> **Short problem**
Wherever a line below holds the word "count", copy that line.

-- START Record list --

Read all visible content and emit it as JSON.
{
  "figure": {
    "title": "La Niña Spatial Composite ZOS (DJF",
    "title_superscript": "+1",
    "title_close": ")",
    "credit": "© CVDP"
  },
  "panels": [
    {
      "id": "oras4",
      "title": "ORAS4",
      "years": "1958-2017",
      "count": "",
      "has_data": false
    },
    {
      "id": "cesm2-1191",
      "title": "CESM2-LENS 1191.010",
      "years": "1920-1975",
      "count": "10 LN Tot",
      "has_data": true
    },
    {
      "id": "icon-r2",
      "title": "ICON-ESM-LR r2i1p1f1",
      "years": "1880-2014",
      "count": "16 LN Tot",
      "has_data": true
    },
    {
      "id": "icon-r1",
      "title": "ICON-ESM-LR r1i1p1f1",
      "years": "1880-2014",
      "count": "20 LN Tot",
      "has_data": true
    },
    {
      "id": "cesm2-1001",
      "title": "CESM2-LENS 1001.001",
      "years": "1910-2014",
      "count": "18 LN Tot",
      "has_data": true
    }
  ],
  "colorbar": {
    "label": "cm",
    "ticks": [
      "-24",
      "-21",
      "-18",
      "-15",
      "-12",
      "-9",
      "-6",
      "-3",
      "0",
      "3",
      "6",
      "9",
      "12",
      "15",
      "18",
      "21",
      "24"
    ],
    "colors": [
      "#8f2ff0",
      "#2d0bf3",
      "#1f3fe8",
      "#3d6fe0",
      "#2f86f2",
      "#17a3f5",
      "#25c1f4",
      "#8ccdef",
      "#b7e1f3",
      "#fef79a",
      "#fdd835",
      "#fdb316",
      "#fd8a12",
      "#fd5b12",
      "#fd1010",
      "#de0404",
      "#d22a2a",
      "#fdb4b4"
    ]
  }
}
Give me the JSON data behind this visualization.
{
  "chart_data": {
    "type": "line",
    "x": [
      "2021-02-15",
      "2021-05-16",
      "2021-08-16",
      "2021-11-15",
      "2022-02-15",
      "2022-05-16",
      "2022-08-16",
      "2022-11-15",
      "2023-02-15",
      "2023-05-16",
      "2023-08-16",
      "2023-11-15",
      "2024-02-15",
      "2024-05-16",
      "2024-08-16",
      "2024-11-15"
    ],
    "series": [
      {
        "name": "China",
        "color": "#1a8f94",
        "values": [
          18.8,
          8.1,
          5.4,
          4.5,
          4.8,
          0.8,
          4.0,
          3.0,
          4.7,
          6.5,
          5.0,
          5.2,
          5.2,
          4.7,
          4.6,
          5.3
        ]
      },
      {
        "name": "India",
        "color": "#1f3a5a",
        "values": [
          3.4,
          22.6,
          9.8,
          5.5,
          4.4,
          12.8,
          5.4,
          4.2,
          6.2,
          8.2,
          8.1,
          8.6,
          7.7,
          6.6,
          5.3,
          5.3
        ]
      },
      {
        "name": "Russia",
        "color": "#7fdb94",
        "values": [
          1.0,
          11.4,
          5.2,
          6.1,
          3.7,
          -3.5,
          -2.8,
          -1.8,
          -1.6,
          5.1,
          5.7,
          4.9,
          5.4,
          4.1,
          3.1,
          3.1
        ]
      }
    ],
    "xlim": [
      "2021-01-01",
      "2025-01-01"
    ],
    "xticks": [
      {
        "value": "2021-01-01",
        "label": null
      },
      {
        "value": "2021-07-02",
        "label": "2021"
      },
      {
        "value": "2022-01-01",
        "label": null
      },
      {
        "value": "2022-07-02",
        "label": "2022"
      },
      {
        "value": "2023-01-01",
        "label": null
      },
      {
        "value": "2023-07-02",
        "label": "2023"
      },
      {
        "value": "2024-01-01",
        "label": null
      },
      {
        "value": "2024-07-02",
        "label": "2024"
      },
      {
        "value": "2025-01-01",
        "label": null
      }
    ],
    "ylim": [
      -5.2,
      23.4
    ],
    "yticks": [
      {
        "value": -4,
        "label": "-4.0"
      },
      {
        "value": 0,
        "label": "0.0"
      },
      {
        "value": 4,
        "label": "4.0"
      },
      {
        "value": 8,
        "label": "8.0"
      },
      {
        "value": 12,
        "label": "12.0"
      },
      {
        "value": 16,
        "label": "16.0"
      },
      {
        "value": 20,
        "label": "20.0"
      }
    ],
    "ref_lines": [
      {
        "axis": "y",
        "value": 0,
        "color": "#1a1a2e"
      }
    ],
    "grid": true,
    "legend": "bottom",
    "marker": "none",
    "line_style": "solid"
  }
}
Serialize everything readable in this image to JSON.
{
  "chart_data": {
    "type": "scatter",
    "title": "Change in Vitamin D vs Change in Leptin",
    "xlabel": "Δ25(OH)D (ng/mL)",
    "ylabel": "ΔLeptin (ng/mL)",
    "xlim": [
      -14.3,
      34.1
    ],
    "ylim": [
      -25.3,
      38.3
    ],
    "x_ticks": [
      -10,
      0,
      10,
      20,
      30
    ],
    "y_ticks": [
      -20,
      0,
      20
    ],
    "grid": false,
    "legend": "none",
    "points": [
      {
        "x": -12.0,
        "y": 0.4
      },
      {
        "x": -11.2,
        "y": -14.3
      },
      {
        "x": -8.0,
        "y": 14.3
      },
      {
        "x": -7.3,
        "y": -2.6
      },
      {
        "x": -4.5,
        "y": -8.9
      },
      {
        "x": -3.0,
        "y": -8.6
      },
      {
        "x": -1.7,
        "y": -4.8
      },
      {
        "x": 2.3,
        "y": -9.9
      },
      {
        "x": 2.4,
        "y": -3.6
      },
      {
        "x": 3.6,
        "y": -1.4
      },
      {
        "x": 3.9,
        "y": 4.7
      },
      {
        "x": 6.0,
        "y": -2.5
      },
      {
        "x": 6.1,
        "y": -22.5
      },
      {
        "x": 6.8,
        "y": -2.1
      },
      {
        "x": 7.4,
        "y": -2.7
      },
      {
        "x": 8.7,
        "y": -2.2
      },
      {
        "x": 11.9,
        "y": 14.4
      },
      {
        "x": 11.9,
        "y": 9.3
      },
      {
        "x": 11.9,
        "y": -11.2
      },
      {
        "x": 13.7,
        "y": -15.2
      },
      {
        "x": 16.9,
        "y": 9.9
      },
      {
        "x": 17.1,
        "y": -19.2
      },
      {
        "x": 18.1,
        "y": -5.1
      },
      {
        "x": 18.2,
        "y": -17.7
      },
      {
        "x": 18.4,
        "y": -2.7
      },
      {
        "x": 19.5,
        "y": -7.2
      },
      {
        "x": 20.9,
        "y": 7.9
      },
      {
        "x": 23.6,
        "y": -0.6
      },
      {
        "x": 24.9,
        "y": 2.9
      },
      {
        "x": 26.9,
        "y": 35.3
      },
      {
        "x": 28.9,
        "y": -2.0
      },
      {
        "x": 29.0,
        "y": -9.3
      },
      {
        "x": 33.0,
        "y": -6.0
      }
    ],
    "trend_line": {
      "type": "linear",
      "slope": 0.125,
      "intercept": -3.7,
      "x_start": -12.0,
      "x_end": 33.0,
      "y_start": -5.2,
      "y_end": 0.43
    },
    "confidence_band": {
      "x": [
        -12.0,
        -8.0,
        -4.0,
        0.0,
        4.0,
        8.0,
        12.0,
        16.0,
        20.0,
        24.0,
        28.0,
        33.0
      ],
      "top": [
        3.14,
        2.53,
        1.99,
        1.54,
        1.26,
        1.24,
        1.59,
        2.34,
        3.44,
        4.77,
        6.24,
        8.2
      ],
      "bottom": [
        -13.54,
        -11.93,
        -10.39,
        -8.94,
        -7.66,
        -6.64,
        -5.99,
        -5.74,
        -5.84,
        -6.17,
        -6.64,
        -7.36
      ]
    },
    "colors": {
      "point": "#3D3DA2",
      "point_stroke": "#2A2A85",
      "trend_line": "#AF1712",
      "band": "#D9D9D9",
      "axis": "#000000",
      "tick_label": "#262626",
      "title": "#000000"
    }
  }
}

-- END Record list --

> **Task response**
      "count": "",
      "count": "10 LN Tot",
      "count": "16 LN Tot",
      "count": "20 LN Tot",
      "count": "18 LN Tot",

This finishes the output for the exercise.